**Problem to solve:** Count every line that holds the string "クリストバライト", then give that number alone.

**Entries shown:**
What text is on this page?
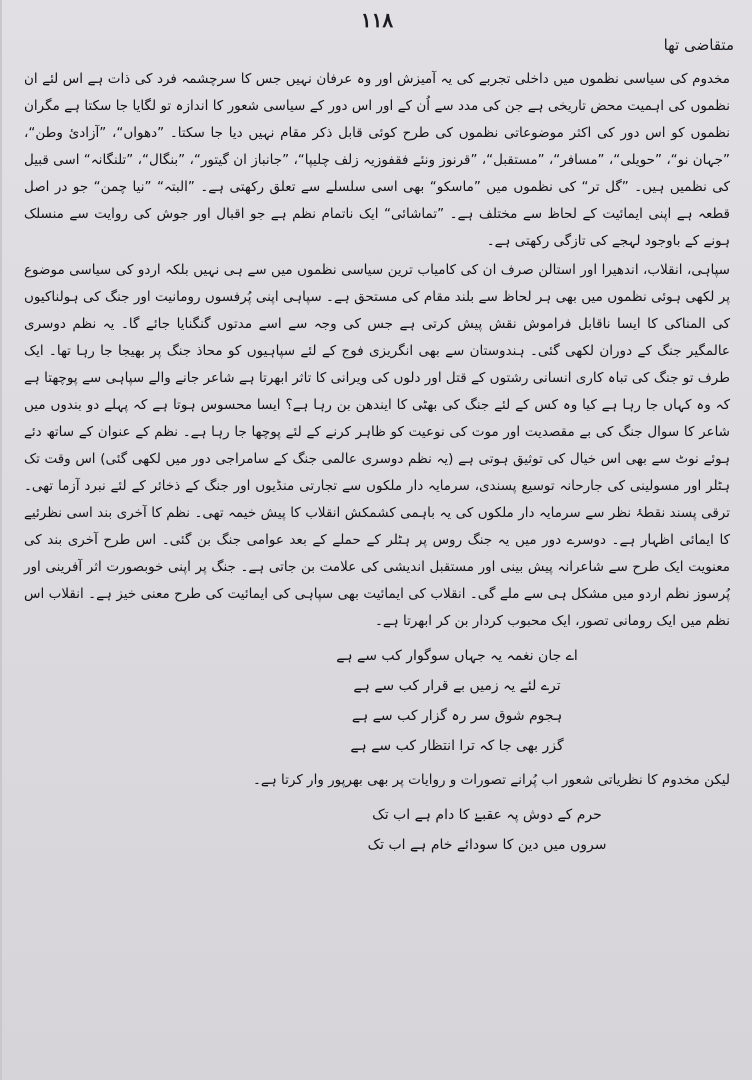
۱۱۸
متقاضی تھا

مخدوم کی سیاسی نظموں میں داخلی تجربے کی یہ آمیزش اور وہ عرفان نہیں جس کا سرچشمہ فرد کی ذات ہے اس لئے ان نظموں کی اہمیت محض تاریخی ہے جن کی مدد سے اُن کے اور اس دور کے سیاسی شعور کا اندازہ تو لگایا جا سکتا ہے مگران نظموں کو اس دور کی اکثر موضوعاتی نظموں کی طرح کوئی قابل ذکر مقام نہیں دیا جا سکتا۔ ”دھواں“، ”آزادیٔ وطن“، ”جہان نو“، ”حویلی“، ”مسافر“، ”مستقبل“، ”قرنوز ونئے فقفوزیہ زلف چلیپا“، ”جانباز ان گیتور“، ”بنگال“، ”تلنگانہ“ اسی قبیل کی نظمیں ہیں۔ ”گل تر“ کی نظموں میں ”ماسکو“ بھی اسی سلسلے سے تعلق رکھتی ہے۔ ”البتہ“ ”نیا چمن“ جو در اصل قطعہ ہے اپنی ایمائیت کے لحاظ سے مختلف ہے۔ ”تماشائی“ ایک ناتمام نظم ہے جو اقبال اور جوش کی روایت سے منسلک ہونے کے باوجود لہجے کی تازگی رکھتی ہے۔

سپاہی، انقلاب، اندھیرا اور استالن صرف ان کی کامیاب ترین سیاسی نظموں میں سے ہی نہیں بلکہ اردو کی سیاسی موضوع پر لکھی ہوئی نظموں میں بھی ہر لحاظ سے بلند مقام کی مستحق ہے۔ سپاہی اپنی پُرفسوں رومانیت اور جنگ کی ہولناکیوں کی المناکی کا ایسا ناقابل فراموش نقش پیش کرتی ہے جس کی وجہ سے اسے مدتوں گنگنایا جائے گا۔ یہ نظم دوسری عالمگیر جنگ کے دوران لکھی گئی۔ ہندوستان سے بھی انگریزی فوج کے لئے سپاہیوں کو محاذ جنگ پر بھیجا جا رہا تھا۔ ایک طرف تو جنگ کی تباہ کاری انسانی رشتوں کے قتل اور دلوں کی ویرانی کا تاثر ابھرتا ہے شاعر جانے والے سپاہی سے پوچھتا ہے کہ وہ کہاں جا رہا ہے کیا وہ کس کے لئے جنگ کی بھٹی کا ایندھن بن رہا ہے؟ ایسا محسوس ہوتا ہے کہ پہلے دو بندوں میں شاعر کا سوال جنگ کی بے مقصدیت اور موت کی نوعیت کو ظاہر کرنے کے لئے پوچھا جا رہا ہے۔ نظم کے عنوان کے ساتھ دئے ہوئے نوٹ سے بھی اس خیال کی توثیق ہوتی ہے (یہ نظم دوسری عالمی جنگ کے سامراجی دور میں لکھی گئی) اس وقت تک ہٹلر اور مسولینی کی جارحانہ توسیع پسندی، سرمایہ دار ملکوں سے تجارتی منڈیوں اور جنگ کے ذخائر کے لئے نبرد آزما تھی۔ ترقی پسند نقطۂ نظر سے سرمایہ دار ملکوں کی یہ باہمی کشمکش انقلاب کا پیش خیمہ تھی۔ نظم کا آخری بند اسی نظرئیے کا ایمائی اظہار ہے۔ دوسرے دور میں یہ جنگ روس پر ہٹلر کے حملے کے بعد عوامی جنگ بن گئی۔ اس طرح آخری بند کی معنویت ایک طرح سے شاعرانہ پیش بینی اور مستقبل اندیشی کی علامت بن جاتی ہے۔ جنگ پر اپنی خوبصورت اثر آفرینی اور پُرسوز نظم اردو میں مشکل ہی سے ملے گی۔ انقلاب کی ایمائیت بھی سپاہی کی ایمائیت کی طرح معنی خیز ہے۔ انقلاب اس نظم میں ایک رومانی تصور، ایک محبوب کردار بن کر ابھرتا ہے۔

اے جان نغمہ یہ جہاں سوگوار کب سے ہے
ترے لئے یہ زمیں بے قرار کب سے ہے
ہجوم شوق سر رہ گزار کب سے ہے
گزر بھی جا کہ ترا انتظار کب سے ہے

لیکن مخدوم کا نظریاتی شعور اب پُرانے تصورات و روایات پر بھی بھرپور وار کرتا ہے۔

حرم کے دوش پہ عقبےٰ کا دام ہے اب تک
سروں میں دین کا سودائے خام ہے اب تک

==

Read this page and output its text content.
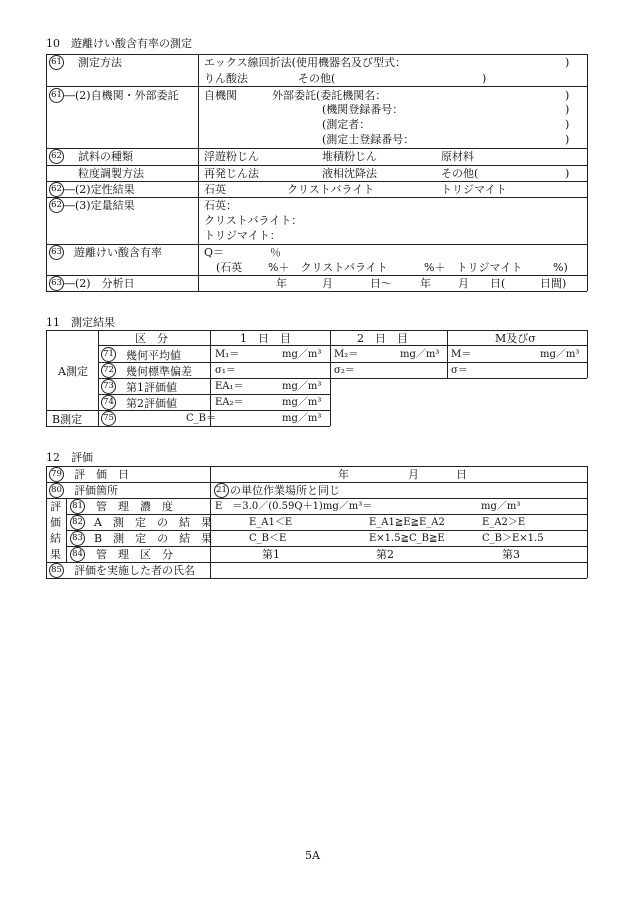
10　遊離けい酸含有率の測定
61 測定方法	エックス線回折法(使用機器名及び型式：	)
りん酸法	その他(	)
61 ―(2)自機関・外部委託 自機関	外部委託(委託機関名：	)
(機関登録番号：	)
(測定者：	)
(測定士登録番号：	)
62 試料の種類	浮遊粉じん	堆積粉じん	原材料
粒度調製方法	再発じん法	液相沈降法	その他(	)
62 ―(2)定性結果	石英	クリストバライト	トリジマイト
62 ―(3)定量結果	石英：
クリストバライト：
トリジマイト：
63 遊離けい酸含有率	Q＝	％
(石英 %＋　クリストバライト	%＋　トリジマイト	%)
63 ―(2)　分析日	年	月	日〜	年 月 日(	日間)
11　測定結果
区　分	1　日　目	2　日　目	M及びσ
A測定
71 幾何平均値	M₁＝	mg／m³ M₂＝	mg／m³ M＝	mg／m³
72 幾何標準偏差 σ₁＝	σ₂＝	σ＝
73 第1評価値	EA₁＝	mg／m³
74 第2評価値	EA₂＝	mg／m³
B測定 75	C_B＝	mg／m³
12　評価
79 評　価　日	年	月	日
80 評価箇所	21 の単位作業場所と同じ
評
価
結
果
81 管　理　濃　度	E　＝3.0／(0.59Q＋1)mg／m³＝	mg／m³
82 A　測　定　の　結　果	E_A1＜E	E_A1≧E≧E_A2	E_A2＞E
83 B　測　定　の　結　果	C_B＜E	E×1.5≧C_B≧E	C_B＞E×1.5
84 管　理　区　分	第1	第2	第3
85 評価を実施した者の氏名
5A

**Solution below:** 3